Work required
Reproduce every entry exactly, without alteration.
***
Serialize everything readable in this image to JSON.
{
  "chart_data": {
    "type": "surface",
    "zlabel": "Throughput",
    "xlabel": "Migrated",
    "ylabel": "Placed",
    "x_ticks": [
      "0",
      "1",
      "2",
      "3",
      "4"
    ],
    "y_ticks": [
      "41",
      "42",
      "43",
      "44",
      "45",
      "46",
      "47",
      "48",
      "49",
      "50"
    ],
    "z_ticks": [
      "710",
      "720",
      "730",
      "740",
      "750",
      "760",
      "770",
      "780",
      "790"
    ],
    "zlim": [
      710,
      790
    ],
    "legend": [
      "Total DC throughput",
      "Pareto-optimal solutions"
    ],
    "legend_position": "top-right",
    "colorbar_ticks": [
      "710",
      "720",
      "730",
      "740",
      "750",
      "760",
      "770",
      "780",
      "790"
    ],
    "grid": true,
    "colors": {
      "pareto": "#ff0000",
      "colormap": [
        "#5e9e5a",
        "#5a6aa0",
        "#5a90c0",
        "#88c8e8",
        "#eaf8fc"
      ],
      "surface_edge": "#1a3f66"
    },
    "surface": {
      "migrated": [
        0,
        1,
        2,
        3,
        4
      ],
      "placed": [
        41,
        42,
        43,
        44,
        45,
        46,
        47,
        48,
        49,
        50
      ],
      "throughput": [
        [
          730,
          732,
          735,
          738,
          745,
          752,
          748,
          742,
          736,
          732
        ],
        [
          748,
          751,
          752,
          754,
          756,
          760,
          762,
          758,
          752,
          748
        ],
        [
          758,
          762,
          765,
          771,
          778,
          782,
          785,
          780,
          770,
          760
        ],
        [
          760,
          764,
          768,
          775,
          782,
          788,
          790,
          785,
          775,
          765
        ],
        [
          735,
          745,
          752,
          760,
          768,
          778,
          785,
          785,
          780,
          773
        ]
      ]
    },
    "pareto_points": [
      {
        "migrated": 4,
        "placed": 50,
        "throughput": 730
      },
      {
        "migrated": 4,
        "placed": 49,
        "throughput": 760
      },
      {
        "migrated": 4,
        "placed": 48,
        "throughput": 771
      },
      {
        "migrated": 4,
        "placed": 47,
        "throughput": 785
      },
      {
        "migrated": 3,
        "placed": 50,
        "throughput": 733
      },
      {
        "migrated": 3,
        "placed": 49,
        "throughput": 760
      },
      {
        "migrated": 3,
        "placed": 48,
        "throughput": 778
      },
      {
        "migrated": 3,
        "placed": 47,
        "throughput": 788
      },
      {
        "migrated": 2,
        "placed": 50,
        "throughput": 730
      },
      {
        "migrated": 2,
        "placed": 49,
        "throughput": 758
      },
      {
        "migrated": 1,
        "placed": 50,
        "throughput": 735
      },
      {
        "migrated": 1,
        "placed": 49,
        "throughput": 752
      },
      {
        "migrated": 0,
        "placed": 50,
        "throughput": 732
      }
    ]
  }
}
***
Written answer
Serialize everything readable in this image to JSON.
{
  "chart_data": {
    "type": "surface",
    "zlabel": "Throughput",
    "xlabel": "Migrated",
    "ylabel": "Placed",
    "x_ticks": [
      "0",
      "1",
      "2",
      "3",
      "4"
    ],
    "y_ticks": [
      "41",
      "42",
      "43",
      "44",
      "45",
      "46",
      "47",
      "48",
      "49",
      "50"
    ],
    "z_ticks": [
      "710",
      "720",
      "730",
      "740",
      "750",
      "760",
      "770",
      "780",
      "790"
    ],
    "zlim": [
      710,
      790
    ],
    "legend": [
      "Total DC throughput",
      "Pareto-optimal solutions"
    ],
    "legend_position": "top-right",
    "colorbar_ticks": [
      "710",
      "720",
      "730",
      "740",
      "750",
      "760",
      "770",
      "780",
      "790"
    ],
    "grid": true,
    "colors": {
      "pareto": "#ff0000",
      "colormap": [
        "#5e9e5a",
        "#5a6aa0",
        "#5a90c0",
        "#88c8e8",
        "#eaf8fc"
      ],
      "surface_edge": "#1a3f66"
    },
    "surface": {
      "migrated": [
        0,
        1,
        2,
        3,
        4
      ],
      "placed": [
        41,
        42,
        43,
        44,
        45,
        46,
        47,
        48,
        49,
        50
      ],
      "throughput": [
        [
          730,
          732,
          735,
          738,
          745,
          752,
          748,
          742,
          736,
          732
        ],
        [
          748,
          751,
          752,
          754,
          756,
          760,
          762,
          758,
          752,
          748
        ],
        [
          758,
          762,
          765,
          771,
          778,
          782,
          785,
          780,
          770,
          760
        ],
        [
          760,
          764,
          768,
          775,
          782,
          788,
          790,
          785,
          775,
          765
        ],
        [
          735,
          745,
          752,
          760,
          768,
          778,
          785,
          785,
          780,
          773
        ]
      ]
    },
    "pareto_points": [
      {
        "migrated": 4,
        "placed": 50,
        "throughput": 730
      },
      {
        "migrated": 4,
        "placed": 49,
        "throughput": 760
      },
      {
        "migrated": 4,
        "placed": 48,
        "throughput": 771
      },
      {
        "migrated": 4,
        "placed": 47,
        "throughput": 785
      },
      {
        "migrated": 3,
        "placed": 50,
        "throughput": 733
      },
      {
        "migrated": 3,
        "placed": 49,
        "throughput": 760
      },
      {
        "migrated": 3,
        "placed": 48,
        "throughput": 778
      },
      {
        "migrated": 3,
        "placed": 47,
        "throughput": 788
      },
      {
        "migrated": 2,
        "placed": 50,
        "throughput": 730
      },
      {
        "migrated": 2,
        "placed": 49,
        "throughput": 758
      },
      {
        "migrated": 1,
        "placed": 50,
        "throughput": 735
      },
      {
        "migrated": 1,
        "placed": 49,
        "throughput": 752
      },
      {
        "migrated": 0,
        "placed": 50,
        "throughput": 732
      }
    ]
  }
}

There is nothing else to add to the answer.